====== Records ======

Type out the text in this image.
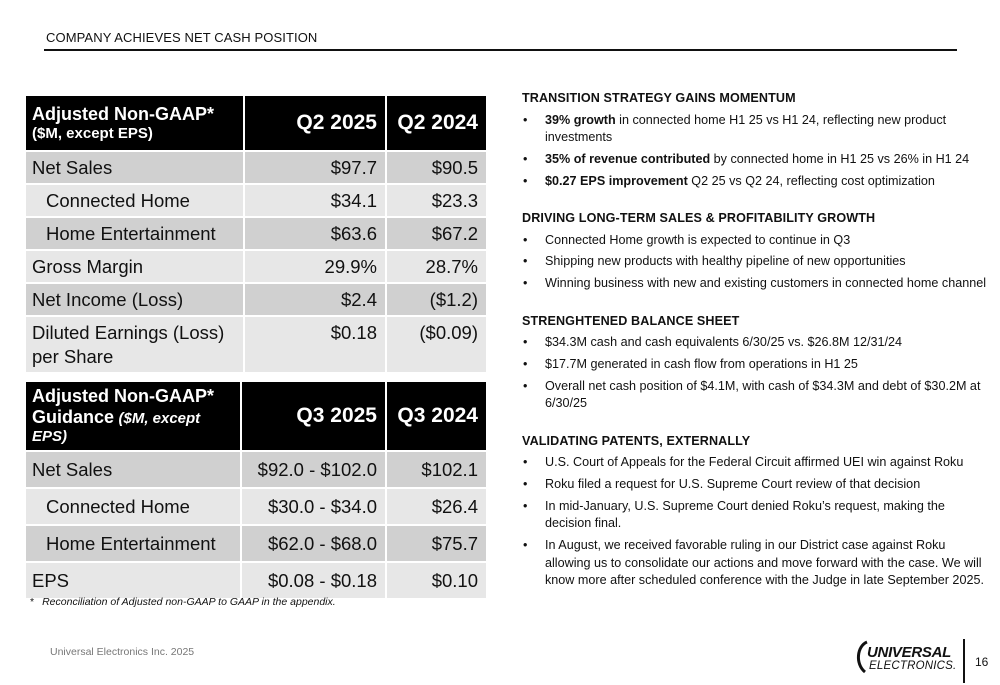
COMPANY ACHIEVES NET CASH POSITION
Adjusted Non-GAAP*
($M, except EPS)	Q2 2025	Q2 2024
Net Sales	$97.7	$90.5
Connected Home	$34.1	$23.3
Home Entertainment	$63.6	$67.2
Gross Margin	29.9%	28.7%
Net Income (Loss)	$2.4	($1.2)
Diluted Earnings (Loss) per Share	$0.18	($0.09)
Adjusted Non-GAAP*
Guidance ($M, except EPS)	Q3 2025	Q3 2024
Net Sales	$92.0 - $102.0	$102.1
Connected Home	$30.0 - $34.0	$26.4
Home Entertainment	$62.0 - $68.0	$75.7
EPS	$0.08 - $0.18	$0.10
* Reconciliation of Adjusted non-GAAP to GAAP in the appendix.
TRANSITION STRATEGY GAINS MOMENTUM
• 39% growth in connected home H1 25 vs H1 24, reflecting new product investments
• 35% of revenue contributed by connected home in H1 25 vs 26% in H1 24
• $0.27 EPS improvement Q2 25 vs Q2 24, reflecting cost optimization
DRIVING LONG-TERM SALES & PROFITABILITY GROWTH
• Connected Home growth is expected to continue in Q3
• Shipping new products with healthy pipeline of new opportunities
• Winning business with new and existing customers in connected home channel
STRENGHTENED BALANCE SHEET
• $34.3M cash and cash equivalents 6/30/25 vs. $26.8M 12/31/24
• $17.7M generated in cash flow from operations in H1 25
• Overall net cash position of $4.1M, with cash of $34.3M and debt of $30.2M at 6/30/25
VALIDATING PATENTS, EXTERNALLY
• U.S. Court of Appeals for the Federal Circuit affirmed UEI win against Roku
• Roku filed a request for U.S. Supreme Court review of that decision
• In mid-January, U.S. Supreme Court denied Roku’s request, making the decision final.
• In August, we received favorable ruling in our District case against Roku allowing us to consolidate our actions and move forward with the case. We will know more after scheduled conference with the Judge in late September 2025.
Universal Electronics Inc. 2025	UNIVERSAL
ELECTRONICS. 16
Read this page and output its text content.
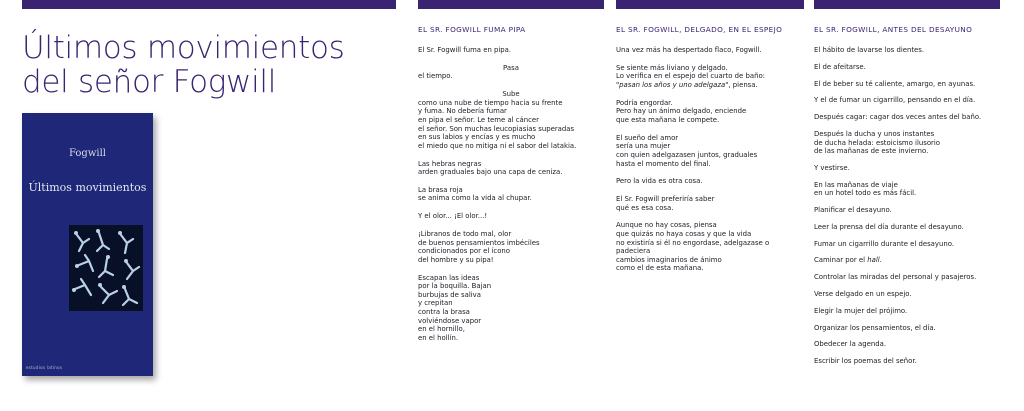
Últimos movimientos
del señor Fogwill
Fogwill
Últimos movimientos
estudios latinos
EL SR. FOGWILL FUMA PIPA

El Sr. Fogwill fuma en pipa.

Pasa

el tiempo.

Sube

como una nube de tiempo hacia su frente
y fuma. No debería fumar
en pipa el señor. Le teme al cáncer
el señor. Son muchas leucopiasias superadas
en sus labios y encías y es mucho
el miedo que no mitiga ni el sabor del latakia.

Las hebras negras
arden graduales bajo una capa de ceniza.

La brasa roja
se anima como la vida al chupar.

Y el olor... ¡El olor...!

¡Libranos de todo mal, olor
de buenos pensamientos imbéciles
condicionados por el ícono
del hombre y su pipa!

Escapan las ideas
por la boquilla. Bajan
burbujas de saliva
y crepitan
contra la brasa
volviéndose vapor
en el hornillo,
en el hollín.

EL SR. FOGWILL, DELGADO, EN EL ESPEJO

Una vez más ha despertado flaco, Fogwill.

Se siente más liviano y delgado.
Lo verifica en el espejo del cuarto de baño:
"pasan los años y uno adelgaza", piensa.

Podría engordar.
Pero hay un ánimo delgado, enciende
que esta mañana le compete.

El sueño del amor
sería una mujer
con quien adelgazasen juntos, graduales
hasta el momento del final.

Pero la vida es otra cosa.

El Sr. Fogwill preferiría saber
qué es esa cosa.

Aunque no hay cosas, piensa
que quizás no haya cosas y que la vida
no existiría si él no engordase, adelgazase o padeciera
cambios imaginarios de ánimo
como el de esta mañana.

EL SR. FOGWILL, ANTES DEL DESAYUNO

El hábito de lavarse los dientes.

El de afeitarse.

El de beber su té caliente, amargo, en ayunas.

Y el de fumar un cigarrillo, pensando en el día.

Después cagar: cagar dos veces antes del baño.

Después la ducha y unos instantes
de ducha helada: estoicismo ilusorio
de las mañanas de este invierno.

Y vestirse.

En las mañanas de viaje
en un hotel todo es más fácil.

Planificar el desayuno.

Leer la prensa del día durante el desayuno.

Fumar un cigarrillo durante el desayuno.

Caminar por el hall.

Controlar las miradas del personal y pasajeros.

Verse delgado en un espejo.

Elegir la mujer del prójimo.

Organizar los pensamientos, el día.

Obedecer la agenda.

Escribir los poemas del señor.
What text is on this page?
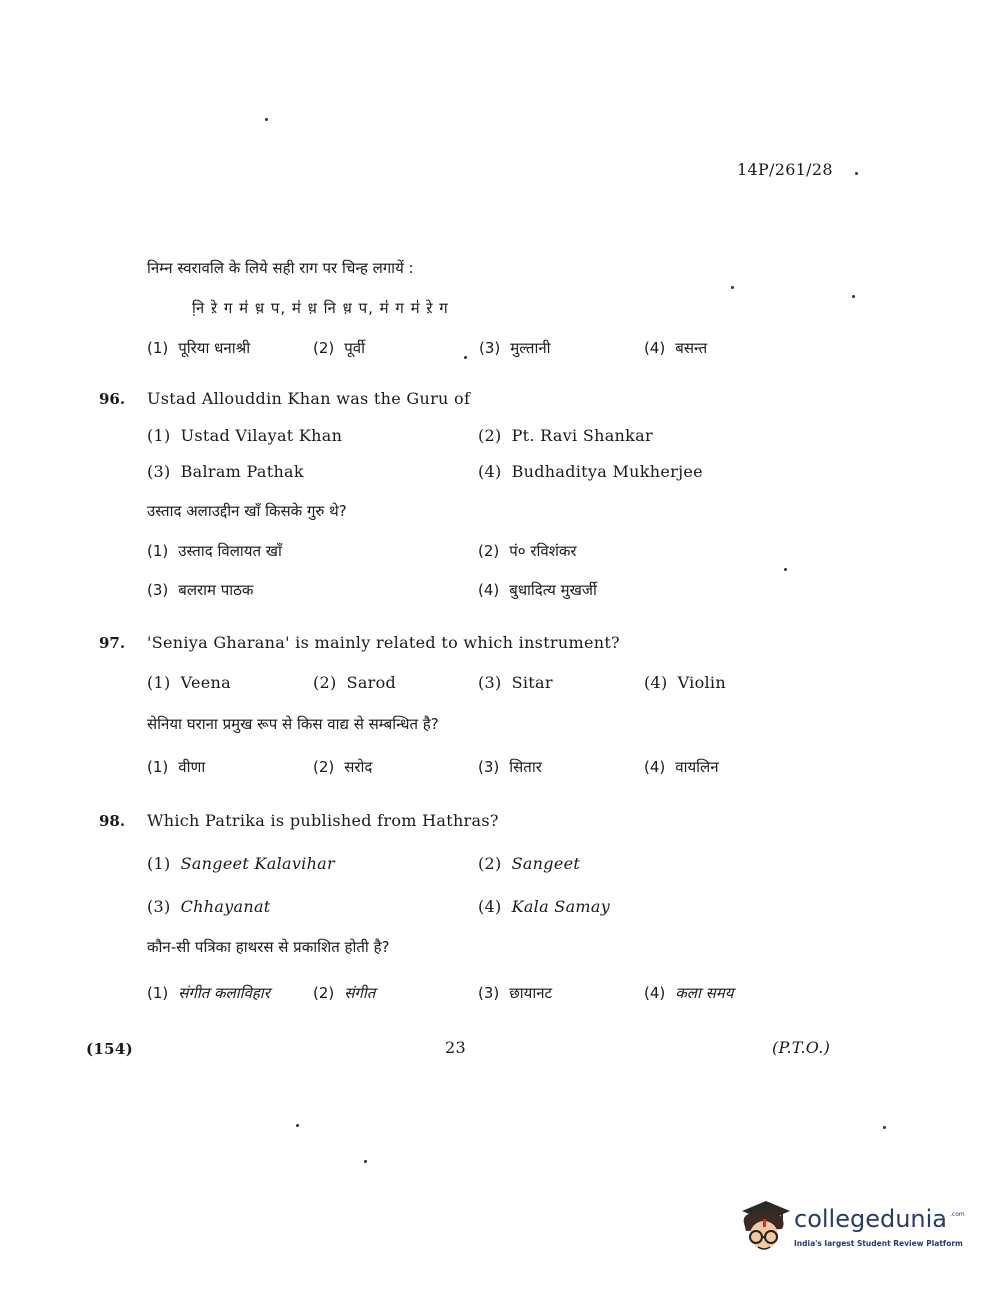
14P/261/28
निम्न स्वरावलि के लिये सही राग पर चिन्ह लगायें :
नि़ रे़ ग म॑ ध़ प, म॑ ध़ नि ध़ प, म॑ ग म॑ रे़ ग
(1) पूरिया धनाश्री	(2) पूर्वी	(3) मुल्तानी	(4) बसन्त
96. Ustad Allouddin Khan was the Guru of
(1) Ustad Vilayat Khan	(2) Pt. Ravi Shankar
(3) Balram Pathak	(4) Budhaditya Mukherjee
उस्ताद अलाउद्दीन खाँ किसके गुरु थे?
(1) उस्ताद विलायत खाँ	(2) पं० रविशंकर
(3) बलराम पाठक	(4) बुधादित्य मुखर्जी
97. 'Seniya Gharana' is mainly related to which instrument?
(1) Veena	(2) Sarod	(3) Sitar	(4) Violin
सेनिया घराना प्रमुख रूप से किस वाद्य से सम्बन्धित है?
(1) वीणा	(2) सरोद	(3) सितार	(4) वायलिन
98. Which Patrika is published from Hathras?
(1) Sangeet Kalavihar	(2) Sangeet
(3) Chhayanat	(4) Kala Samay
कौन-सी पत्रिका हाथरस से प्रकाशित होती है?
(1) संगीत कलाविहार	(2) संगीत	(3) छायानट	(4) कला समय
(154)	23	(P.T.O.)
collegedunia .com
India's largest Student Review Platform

======
====== Records ======

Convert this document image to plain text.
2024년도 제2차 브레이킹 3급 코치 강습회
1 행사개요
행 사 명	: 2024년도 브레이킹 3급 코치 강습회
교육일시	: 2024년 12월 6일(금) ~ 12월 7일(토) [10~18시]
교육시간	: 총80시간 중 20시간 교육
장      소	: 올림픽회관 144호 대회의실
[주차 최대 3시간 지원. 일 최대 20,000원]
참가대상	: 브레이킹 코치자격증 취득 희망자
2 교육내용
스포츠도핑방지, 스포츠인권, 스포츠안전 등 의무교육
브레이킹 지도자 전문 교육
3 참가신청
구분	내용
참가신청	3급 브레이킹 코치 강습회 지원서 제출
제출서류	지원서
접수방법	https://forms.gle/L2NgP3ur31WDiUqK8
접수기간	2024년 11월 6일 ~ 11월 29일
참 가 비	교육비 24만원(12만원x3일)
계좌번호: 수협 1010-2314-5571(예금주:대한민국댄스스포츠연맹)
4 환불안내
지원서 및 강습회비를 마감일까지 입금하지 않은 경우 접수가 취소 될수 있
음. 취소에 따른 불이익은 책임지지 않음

======

## [Set exercise]
Show the lines from the data above that contain the string "señor".

## [Exercise result]
del señor Fogwill
en pipa el señor. Le teme al cáncer
el señor. Son muchas leucopiasias superadas
Escribir los poemas del señor.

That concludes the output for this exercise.